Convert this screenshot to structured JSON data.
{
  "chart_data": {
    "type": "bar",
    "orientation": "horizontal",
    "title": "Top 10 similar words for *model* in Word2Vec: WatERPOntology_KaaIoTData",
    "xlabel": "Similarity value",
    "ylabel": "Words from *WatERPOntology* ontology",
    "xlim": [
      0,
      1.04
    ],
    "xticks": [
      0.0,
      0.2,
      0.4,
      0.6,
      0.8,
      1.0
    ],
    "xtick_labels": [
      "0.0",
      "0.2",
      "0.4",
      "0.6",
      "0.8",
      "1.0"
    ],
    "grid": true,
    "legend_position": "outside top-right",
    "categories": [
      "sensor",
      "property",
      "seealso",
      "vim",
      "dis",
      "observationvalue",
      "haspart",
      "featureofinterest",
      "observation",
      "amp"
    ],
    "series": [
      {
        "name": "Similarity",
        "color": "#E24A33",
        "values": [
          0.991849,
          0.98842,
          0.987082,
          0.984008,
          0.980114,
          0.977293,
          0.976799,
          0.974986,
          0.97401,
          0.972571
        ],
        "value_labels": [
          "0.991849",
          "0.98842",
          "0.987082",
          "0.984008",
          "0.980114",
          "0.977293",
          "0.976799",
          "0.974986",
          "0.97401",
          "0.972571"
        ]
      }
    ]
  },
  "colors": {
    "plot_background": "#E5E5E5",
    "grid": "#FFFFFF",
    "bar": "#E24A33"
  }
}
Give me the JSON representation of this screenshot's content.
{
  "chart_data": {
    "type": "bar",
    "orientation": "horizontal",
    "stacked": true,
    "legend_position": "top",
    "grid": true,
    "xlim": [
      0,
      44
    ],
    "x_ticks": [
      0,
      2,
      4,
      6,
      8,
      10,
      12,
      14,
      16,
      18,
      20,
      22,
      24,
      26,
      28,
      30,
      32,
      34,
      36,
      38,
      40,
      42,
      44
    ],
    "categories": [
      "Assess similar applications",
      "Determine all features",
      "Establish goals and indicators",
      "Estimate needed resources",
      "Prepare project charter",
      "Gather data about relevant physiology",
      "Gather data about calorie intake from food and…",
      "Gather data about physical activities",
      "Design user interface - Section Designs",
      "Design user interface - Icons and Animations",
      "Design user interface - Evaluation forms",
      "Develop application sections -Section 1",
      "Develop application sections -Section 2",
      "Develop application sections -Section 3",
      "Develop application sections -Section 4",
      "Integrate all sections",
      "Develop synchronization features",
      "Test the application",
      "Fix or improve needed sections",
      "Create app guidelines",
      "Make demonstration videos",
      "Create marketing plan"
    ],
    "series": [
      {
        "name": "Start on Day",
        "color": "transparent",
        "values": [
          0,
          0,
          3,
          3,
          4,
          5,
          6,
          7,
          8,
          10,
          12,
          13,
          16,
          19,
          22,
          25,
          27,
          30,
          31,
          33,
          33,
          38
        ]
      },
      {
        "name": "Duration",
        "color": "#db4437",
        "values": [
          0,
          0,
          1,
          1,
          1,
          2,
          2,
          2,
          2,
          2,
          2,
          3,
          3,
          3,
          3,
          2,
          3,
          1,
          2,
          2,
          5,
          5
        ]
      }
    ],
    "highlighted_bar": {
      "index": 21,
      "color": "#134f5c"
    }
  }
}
-------------------------
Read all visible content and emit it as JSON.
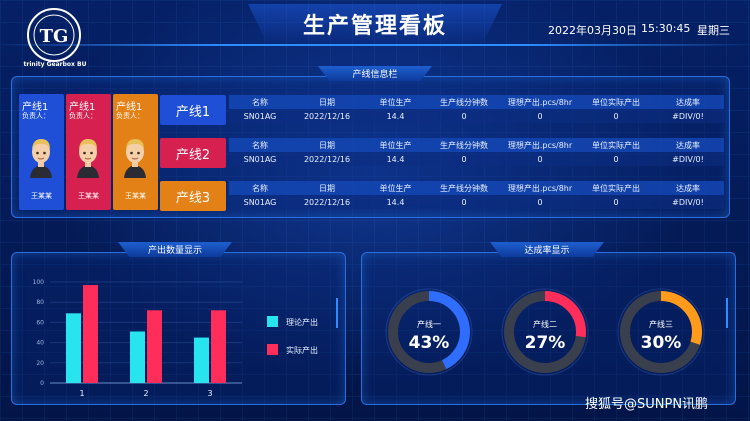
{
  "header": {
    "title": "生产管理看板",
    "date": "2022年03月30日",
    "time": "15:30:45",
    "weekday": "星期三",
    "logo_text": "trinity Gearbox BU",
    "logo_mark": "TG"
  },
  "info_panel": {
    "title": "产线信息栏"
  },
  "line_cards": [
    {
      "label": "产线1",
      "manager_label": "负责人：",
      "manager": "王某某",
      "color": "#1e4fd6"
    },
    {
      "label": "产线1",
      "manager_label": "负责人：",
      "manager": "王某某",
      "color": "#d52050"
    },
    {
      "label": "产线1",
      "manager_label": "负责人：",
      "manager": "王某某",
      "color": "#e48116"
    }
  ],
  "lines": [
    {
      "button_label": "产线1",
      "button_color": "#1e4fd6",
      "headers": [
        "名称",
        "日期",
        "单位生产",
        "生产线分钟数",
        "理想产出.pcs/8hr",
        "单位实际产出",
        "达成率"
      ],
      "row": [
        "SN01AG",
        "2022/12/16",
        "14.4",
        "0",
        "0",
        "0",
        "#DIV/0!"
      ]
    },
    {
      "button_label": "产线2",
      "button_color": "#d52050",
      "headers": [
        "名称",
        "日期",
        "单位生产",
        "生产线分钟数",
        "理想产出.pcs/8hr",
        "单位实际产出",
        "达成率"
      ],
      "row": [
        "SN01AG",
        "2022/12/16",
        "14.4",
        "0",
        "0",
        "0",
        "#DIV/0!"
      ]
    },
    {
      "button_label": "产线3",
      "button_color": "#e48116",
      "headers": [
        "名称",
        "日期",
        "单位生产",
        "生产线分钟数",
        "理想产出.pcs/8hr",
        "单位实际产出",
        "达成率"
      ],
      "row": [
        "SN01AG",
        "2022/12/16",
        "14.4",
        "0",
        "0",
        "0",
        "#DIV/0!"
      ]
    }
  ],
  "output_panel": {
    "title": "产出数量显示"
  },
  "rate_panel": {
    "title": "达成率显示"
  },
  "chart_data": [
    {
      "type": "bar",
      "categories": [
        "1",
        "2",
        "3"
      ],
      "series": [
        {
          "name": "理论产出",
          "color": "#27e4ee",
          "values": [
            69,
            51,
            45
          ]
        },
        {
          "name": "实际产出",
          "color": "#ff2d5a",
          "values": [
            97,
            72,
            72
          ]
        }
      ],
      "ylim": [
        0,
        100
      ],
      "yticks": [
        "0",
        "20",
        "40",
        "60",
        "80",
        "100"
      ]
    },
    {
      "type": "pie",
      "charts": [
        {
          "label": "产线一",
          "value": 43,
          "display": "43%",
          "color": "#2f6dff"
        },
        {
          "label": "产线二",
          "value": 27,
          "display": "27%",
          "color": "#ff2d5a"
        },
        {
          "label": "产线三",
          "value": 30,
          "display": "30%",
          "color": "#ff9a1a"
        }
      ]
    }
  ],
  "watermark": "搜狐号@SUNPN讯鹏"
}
-------------------------
GOAL: Which lines hold the word "sections"? Copy every one of them.

REPLY TO THE EXERCISE:
      "Develop application sections -Section 1",
      "Develop application sections -Section 2",
      "Develop application sections -Section 3",
      "Develop application sections -Section 4",
      "Integrate all sections",
      "Fix or improve needed sections",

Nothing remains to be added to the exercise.